» **What you will do**: Using the records that follow, copy every line containing the word "title".
=======
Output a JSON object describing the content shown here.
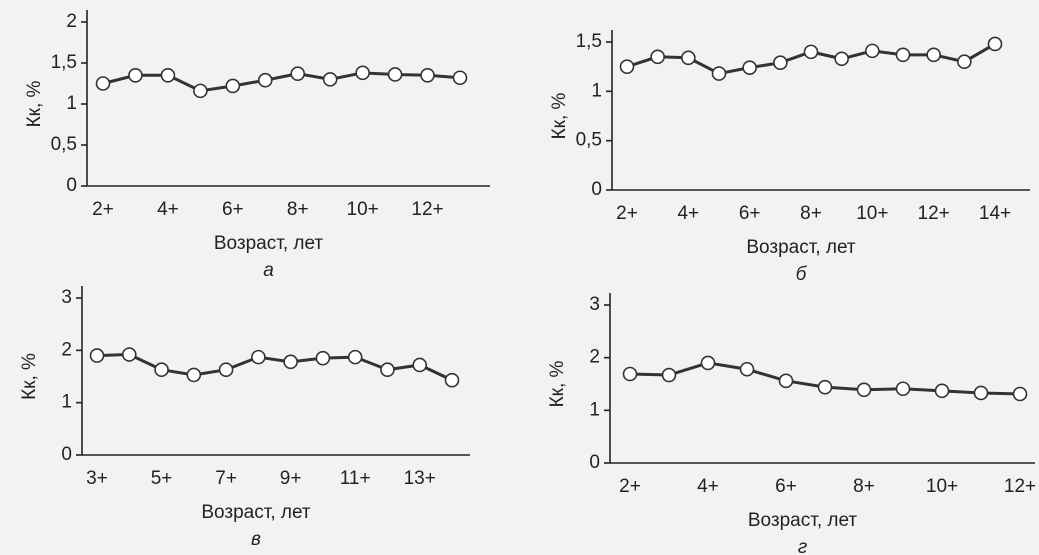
{
  "chart_data": [
    {
      "type": "line",
      "panel": "а",
      "ylabel": "Кк, %",
      "xlabel": "Возраст, лет",
      "categories": [
        "2+",
        null,
        "4+",
        null,
        "6+",
        null,
        "8+",
        null,
        "10+",
        null,
        "12+",
        null
      ],
      "values": [
        1.25,
        1.35,
        1.35,
        1.16,
        1.22,
        1.29,
        1.37,
        1.3,
        1.38,
        1.36,
        1.35,
        1.32
      ],
      "color": "#333333",
      "ylim": [
        0,
        2
      ],
      "yticks": [
        0,
        {
          "value": 0.5,
          "label": "0,5"
        },
        1,
        {
          "value": 1.5,
          "label": "1,5"
        },
        2
      ]
    },
    {
      "type": "line",
      "panel": "б",
      "ylabel": "Кк, %",
      "xlabel": "Возраст, лет",
      "categories": [
        "2+",
        null,
        "4+",
        null,
        "6+",
        null,
        "8+",
        null,
        "10+",
        null,
        "12+",
        null,
        "14+"
      ],
      "values": [
        1.25,
        1.35,
        1.34,
        1.18,
        1.24,
        1.29,
        1.4,
        1.33,
        1.41,
        1.37,
        1.37,
        1.3,
        1.48
      ],
      "color": "#333333",
      "ylim": [
        0,
        1.5
      ],
      "yticks": [
        0,
        {
          "value": 0.5,
          "label": "0,5"
        },
        1,
        {
          "value": 1.5,
          "label": "1,5"
        }
      ]
    },
    {
      "type": "line",
      "panel": "в",
      "ylabel": "Кк, %",
      "xlabel": "Возраст, лет",
      "categories": [
        "3+",
        null,
        "5+",
        null,
        "7+",
        null,
        "9+",
        null,
        "11+",
        null,
        "13+",
        null
      ],
      "values": [
        1.9,
        1.92,
        1.63,
        1.53,
        1.63,
        1.87,
        1.78,
        1.85,
        1.87,
        1.63,
        1.72,
        1.43
      ],
      "color": "#333333",
      "ylim": [
        0,
        3
      ],
      "yticks": [
        0,
        1,
        2,
        3
      ]
    },
    {
      "type": "line",
      "panel": "г",
      "ylabel": "Кк, %",
      "xlabel": "Возраст, лет",
      "categories": [
        "2+",
        null,
        "4+",
        null,
        "6+",
        null,
        "8+",
        null,
        "10+",
        null,
        "12+"
      ],
      "values": [
        1.69,
        1.67,
        1.9,
        1.78,
        1.56,
        1.44,
        1.39,
        1.41,
        1.37,
        1.33,
        1.31
      ],
      "color": "#333333",
      "ylim": [
        0,
        3
      ],
      "yticks": [
        0,
        1,
        2,
        3
      ]
    }
  ]
}
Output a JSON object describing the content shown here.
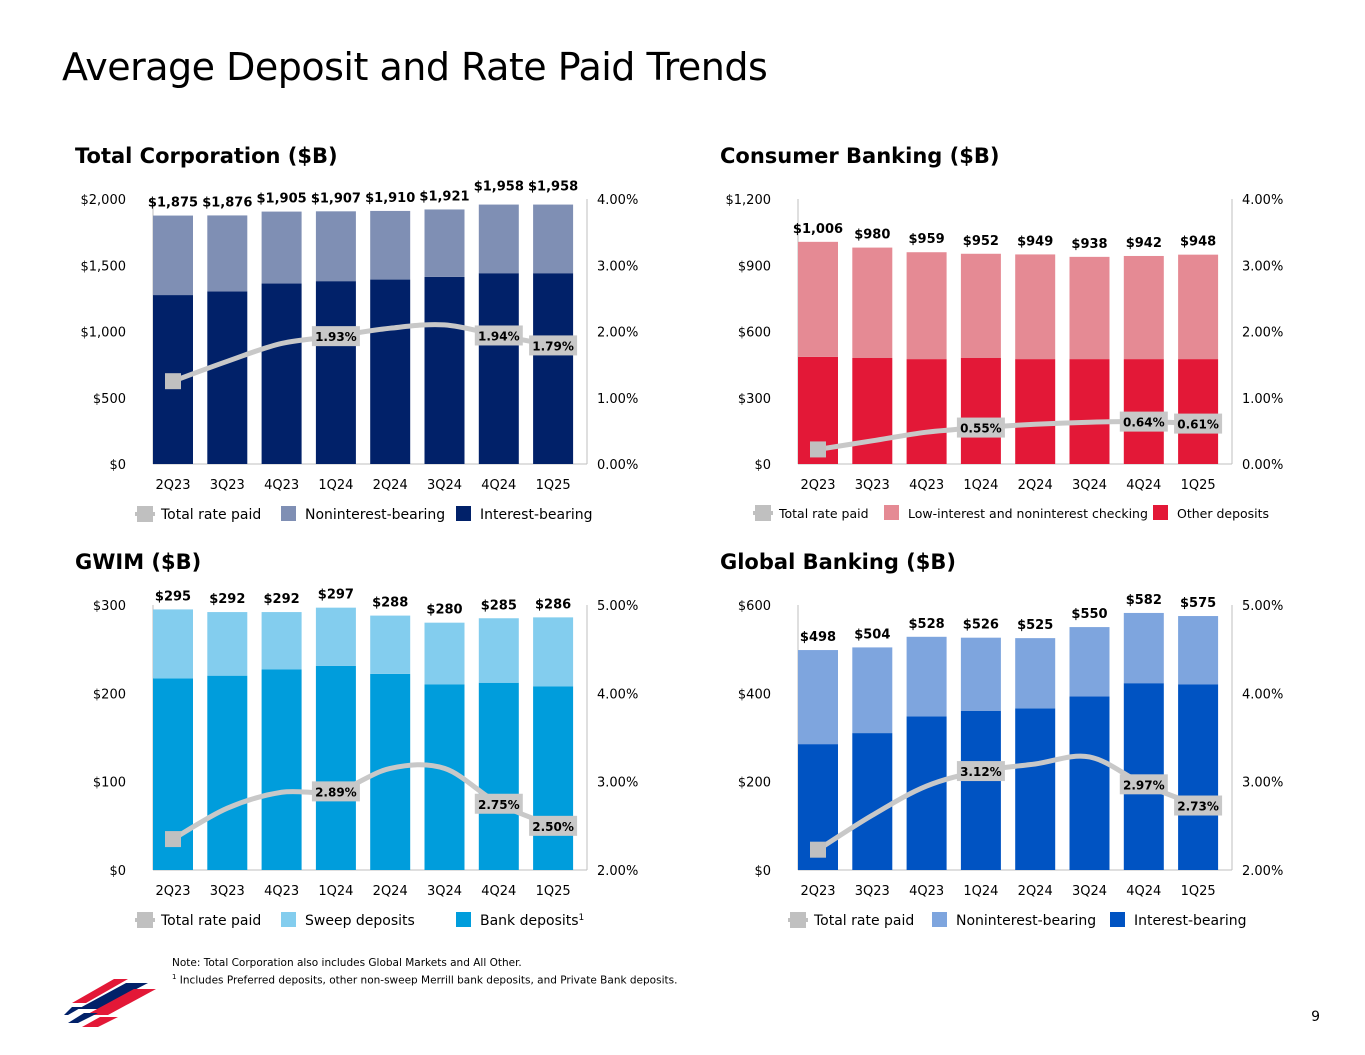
{
  "page": {
    "title": "Average Deposit and Rate Paid Trends",
    "page_number": "9",
    "note_1": "Note: Total Corporation also includes Global Markets and All Other.",
    "note_2_marker": "1",
    "note_2": " Includes Preferred deposits, other non-sweep Merrill bank deposits, and Private Bank deposits."
  },
  "chart_data": [
    {
      "id": "total-corp",
      "type": "bar",
      "title": "Total Corporation ($B)",
      "stacked": true,
      "categories": [
        "2Q23",
        "3Q23",
        "4Q23",
        "1Q24",
        "2Q24",
        "3Q24",
        "4Q24",
        "1Q25"
      ],
      "y_left": {
        "min": 0,
        "max": 2000,
        "ticks": [
          0,
          500,
          1000,
          1500,
          2000
        ],
        "tick_labels": [
          "$0",
          "$500",
          "$1,000",
          "$1,500",
          "$2,000"
        ]
      },
      "y_right": {
        "min": 0,
        "max": 4,
        "ticks": [
          0,
          1,
          2,
          3,
          4
        ],
        "tick_labels": [
          "0.00%",
          "1.00%",
          "2.00%",
          "3.00%",
          "4.00%"
        ]
      },
      "series": [
        {
          "name": "Interest-bearing",
          "color": "#012169",
          "values": [
            1275,
            1303,
            1362,
            1380,
            1392,
            1412,
            1440,
            1440
          ]
        },
        {
          "name": "Noninterest-bearing",
          "color": "#7f8fb4",
          "values": [
            600,
            573,
            543,
            527,
            518,
            509,
            518,
            518
          ]
        }
      ],
      "totals": [
        "$1,875",
        "$1,876",
        "$1,905",
        "$1,907",
        "$1,910",
        "$1,921",
        "$1,958",
        "$1,958"
      ],
      "total_offsets": [
        0,
        0,
        0,
        0,
        0,
        0,
        5,
        5
      ],
      "rate_series": {
        "name": "Total rate paid",
        "values": [
          1.25,
          1.55,
          1.82,
          1.93,
          2.05,
          2.1,
          1.94,
          1.79
        ]
      },
      "rate_labels": [
        {
          "index": 3,
          "text": "1.93%"
        },
        {
          "index": 6,
          "text": "1.94%"
        },
        {
          "index": 7,
          "text": "1.79%"
        }
      ],
      "legend": [
        {
          "label": "Total rate paid",
          "kind": "line",
          "color": "#c0c0c0"
        },
        {
          "label": "Noninterest-bearing",
          "kind": "box",
          "color": "#7f8fb4"
        },
        {
          "label": "Interest-bearing",
          "kind": "box",
          "color": "#012169"
        }
      ]
    },
    {
      "id": "consumer",
      "type": "bar",
      "title": "Consumer Banking ($B)",
      "stacked": true,
      "categories": [
        "2Q23",
        "3Q23",
        "4Q23",
        "1Q24",
        "2Q24",
        "3Q24",
        "4Q24",
        "1Q25"
      ],
      "y_left": {
        "min": 0,
        "max": 1200,
        "ticks": [
          0,
          300,
          600,
          900,
          1200
        ],
        "tick_labels": [
          "$0",
          "$300",
          "$600",
          "$900",
          "$1,200"
        ]
      },
      "y_right": {
        "min": 0,
        "max": 4,
        "ticks": [
          0,
          1,
          2,
          3,
          4
        ],
        "tick_labels": [
          "0.00%",
          "1.00%",
          "2.00%",
          "3.00%",
          "4.00%"
        ]
      },
      "series": [
        {
          "name": "Other deposits",
          "color": "#e31837",
          "values": [
            485,
            480,
            475,
            480,
            475,
            475,
            475,
            475
          ]
        },
        {
          "name": "Low-interest and noninterest checking",
          "color": "#e58a94",
          "values": [
            521,
            500,
            484,
            472,
            474,
            463,
            467,
            473
          ]
        }
      ],
      "totals": [
        "$1,006",
        "$980",
        "$959",
        "$952",
        "$949",
        "$938",
        "$942",
        "$948"
      ],
      "total_offsets": [
        0,
        0,
        0,
        0,
        0,
        0,
        0,
        0
      ],
      "rate_series": {
        "name": "Total rate paid",
        "values": [
          0.22,
          0.35,
          0.48,
          0.55,
          0.6,
          0.63,
          0.64,
          0.61
        ]
      },
      "rate_labels": [
        {
          "index": 3,
          "text": "0.55%"
        },
        {
          "index": 6,
          "text": "0.64%"
        },
        {
          "index": 7,
          "text": "0.61%"
        }
      ],
      "legend": [
        {
          "label": "Total rate paid",
          "kind": "line",
          "color": "#c0c0c0"
        },
        {
          "label": "Low-interest and noninterest checking",
          "kind": "box",
          "color": "#e58a94"
        },
        {
          "label": "Other deposits",
          "kind": "box",
          "color": "#e31837"
        }
      ]
    },
    {
      "id": "gwim",
      "type": "bar",
      "title": "GWIM ($B)",
      "stacked": true,
      "categories": [
        "2Q23",
        "3Q23",
        "4Q23",
        "1Q24",
        "2Q24",
        "3Q24",
        "4Q24",
        "1Q25"
      ],
      "y_left": {
        "min": 0,
        "max": 300,
        "ticks": [
          0,
          100,
          200,
          300
        ],
        "tick_labels": [
          "$0",
          "$100",
          "$200",
          "$300"
        ]
      },
      "y_right": {
        "min": 2,
        "max": 5,
        "ticks": [
          2,
          3,
          4,
          5
        ],
        "tick_labels": [
          "2.00%",
          "3.00%",
          "4.00%",
          "5.00%"
        ]
      },
      "series": [
        {
          "name": "Bank deposits",
          "color": "#009ddc",
          "values": [
            217,
            220,
            227,
            231,
            222,
            210,
            212,
            208
          ]
        },
        {
          "name": "Sweep deposits",
          "color": "#83cdee",
          "values": [
            78,
            72,
            65,
            66,
            66,
            70,
            73,
            78
          ]
        }
      ],
      "totals": [
        "$295",
        "$292",
        "$292",
        "$297",
        "$288",
        "$280",
        "$285",
        "$286"
      ],
      "total_offsets": [
        0,
        0,
        0,
        0,
        0,
        0,
        0,
        0
      ],
      "rate_series": {
        "name": "Total rate paid",
        "values": [
          2.35,
          2.7,
          2.88,
          2.89,
          3.15,
          3.15,
          2.75,
          2.5
        ]
      },
      "rate_labels": [
        {
          "index": 3,
          "text": "2.89%"
        },
        {
          "index": 6,
          "text": "2.75%"
        },
        {
          "index": 7,
          "text": "2.50%"
        }
      ],
      "legend": [
        {
          "label": "Total rate paid",
          "kind": "line",
          "color": "#c0c0c0"
        },
        {
          "label": "Sweep deposits",
          "kind": "box",
          "color": "#83cdee"
        },
        {
          "label": "Bank deposits",
          "kind": "box",
          "color": "#009ddc",
          "superscript": "1"
        }
      ]
    },
    {
      "id": "global",
      "type": "bar",
      "title": "Global Banking ($B)",
      "stacked": true,
      "categories": [
        "2Q23",
        "3Q23",
        "4Q23",
        "1Q24",
        "2Q24",
        "3Q24",
        "4Q24",
        "1Q25"
      ],
      "y_left": {
        "min": 0,
        "max": 600,
        "ticks": [
          0,
          200,
          400,
          600
        ],
        "tick_labels": [
          "$0",
          "$200",
          "$400",
          "$600"
        ]
      },
      "y_right": {
        "min": 2,
        "max": 5,
        "ticks": [
          2,
          3,
          4,
          5
        ],
        "tick_labels": [
          "2.00%",
          "3.00%",
          "4.00%",
          "5.00%"
        ]
      },
      "series": [
        {
          "name": "Interest-bearing",
          "color": "#0053c2",
          "values": [
            285,
            310,
            348,
            360,
            366,
            393,
            423,
            420
          ]
        },
        {
          "name": "Noninterest-bearing",
          "color": "#7ea5de",
          "values": [
            213,
            194,
            180,
            166,
            159,
            157,
            159,
            155
          ]
        }
      ],
      "totals": [
        "$498",
        "$504",
        "$528",
        "$526",
        "$525",
        "$550",
        "$582",
        "$575"
      ],
      "total_offsets": [
        0,
        0,
        0,
        0,
        0,
        0,
        0,
        0
      ],
      "rate_series": {
        "name": "Total rate paid",
        "values": [
          2.23,
          2.62,
          2.95,
          3.12,
          3.2,
          3.28,
          2.97,
          2.73
        ]
      },
      "rate_labels": [
        {
          "index": 3,
          "text": "3.12%"
        },
        {
          "index": 6,
          "text": "2.97%"
        },
        {
          "index": 7,
          "text": "2.73%"
        }
      ],
      "legend": [
        {
          "label": "Total rate paid",
          "kind": "line",
          "color": "#c0c0c0"
        },
        {
          "label": "Noninterest-bearing",
          "kind": "box",
          "color": "#7ea5de"
        },
        {
          "label": "Interest-bearing",
          "kind": "box",
          "color": "#0053c2"
        }
      ]
    }
  ]
}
=======
» **Output of the exercise**:
    "title": "Average Deposit and Rate Paid Trends",
      "title": "Total Corporation ($B)",
      "title": "Consumer Banking ($B)",
      "title": "GWIM ($B)",
      "title": "Global Banking ($B)",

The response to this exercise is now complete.